Aim of the exercise: Write the lines from the start of the material through the line that contains "subtitle-accent-bar (20, 118, 23, 156)", including that line, as a JSON list of strings, one string per line, with blank lines left out.

Items:
________

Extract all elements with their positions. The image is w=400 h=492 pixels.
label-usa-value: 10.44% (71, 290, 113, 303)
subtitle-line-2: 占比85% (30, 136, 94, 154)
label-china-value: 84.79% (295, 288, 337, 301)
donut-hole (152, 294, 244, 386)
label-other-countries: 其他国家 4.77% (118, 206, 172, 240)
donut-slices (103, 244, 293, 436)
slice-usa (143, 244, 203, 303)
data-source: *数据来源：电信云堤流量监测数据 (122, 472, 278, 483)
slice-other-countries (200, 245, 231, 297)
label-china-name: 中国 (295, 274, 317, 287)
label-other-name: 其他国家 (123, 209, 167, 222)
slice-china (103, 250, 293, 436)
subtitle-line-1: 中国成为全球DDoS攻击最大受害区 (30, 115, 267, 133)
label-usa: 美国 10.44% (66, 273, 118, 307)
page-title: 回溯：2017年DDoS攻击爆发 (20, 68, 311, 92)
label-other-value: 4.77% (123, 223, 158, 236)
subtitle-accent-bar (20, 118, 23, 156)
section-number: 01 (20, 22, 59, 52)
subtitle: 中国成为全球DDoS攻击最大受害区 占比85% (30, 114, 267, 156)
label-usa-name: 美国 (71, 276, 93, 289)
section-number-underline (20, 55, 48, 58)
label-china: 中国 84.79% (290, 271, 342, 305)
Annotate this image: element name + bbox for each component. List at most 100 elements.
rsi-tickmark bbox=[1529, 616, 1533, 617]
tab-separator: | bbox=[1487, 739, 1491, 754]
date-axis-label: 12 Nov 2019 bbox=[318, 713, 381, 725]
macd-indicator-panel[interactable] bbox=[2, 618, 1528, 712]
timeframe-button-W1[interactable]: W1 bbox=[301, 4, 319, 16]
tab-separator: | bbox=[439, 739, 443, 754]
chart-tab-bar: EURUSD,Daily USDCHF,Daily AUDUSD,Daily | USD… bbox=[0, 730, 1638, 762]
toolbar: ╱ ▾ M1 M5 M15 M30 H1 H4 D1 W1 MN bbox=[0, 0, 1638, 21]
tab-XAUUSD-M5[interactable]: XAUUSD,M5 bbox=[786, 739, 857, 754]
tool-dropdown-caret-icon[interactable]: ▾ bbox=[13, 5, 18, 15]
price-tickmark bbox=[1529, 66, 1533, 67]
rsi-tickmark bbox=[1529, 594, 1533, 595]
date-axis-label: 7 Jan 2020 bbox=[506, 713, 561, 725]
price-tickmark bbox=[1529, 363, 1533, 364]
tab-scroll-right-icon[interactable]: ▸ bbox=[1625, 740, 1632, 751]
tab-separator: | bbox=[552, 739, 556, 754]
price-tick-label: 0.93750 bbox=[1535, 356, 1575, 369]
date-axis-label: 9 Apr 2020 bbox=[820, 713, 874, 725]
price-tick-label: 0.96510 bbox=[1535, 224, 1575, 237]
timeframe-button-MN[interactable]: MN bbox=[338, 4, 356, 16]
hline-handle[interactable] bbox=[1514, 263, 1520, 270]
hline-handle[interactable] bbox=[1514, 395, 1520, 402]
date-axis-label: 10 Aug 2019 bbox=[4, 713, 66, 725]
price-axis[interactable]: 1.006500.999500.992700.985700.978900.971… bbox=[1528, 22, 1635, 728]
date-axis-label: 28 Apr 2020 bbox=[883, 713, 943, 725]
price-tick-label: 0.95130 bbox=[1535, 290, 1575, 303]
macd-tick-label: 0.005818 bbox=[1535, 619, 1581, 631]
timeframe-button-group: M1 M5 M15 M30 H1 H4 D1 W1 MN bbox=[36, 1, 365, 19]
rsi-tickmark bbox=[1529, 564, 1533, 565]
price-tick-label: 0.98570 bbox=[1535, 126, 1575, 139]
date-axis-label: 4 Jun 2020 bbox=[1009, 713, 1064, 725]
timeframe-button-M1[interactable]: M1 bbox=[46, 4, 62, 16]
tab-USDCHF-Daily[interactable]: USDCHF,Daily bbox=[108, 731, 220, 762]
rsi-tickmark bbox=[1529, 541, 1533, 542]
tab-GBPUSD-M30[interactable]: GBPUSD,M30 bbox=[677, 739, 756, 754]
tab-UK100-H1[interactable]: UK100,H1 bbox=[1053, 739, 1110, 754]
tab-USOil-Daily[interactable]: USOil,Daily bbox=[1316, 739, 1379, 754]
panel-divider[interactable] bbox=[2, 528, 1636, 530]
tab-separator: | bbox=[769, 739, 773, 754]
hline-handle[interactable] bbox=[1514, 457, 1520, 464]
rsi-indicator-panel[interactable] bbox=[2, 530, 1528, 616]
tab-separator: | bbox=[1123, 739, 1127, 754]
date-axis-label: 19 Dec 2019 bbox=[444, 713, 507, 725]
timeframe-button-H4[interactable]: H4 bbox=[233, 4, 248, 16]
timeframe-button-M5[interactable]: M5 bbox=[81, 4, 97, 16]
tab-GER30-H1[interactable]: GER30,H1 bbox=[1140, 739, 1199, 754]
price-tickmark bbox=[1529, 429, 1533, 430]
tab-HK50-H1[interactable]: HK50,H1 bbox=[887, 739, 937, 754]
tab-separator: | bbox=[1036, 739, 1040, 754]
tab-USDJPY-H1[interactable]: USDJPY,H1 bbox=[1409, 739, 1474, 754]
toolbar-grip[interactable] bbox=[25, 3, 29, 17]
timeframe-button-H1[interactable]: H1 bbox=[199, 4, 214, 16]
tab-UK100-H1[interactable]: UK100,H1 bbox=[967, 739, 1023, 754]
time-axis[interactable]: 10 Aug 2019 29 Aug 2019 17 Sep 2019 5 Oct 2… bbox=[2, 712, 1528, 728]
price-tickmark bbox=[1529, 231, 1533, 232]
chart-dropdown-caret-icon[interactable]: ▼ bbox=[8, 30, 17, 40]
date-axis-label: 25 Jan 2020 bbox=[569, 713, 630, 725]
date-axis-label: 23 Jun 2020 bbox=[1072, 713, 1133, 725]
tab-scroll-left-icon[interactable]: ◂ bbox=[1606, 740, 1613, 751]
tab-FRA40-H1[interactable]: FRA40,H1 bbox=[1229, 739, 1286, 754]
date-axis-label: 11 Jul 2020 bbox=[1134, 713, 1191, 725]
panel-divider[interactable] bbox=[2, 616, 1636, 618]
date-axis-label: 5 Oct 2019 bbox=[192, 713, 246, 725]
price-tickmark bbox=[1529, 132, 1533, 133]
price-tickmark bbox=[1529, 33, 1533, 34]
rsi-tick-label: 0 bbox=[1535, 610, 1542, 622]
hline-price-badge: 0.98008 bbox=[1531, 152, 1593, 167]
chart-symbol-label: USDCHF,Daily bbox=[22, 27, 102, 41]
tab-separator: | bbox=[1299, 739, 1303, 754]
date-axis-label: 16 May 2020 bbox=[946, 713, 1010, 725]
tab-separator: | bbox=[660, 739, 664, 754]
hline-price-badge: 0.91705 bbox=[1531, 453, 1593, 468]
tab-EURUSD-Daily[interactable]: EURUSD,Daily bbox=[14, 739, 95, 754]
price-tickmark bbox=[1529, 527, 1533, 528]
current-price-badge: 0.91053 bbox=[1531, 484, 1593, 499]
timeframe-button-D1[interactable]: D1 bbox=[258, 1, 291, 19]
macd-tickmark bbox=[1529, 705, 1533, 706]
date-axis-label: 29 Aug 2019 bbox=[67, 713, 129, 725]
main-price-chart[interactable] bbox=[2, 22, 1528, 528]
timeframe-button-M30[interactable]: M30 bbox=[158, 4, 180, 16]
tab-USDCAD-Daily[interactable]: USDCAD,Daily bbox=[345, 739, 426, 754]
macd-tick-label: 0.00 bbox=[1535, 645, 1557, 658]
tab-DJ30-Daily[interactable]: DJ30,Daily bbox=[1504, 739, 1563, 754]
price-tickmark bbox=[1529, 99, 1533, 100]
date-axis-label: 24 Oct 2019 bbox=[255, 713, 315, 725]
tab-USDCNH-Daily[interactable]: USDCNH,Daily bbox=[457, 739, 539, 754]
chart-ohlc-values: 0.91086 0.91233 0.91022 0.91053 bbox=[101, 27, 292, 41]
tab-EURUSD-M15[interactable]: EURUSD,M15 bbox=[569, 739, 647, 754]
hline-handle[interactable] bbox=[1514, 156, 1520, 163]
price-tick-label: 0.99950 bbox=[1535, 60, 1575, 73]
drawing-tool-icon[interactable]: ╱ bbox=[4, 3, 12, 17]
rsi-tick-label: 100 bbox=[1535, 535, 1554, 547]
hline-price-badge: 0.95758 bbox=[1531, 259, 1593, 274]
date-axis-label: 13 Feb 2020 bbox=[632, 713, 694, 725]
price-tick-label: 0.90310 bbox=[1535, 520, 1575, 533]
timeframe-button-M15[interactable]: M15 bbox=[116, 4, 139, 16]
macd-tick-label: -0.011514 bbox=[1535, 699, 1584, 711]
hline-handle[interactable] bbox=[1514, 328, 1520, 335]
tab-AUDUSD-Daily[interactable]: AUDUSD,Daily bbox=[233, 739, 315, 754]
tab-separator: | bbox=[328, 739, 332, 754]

________

Output for this exercise:
[
  "Extract all elements with their positions. The image is w=400 h=492 pixels.",
  "label-usa-value: 10.44% (71, 290, 113, 303)",
  "subtitle-line-2: 占比85% (30, 136, 94, 154)",
  "label-china-value: 84.79% (295, 288, 337, 301)",
  "donut-hole (152, 294, 244, 386)",
  "label-other-countries: 其他国家 4.77% (118, 206, 172, 240)",
  "donut-slices (103, 244, 293, 436)",
  "slice-usa (143, 244, 203, 303)",
  "data-source: *数据来源：电信云堤流量监测数据 (122, 472, 278, 483)",
  "slice-other-countries (200, 245, 231, 297)",
  "label-china-name: 中国 (295, 274, 317, 287)",
  "label-other-name: 其他国家 (123, 209, 167, 222)",
  "slice-china (103, 250, 293, 436)",
  "subtitle-line-1: 中国成为全球DDoS攻击最大受害区 (30, 115, 267, 133)",
  "label-usa: 美国 10.44% (66, 273, 118, 307)",
  "page-title: 回溯：2017年DDoS攻击爆发 (20, 68, 311, 92)",
  "label-other-value: 4.77% (123, 223, 158, 236)",
  "subtitle-accent-bar (20, 118, 23, 156)"
]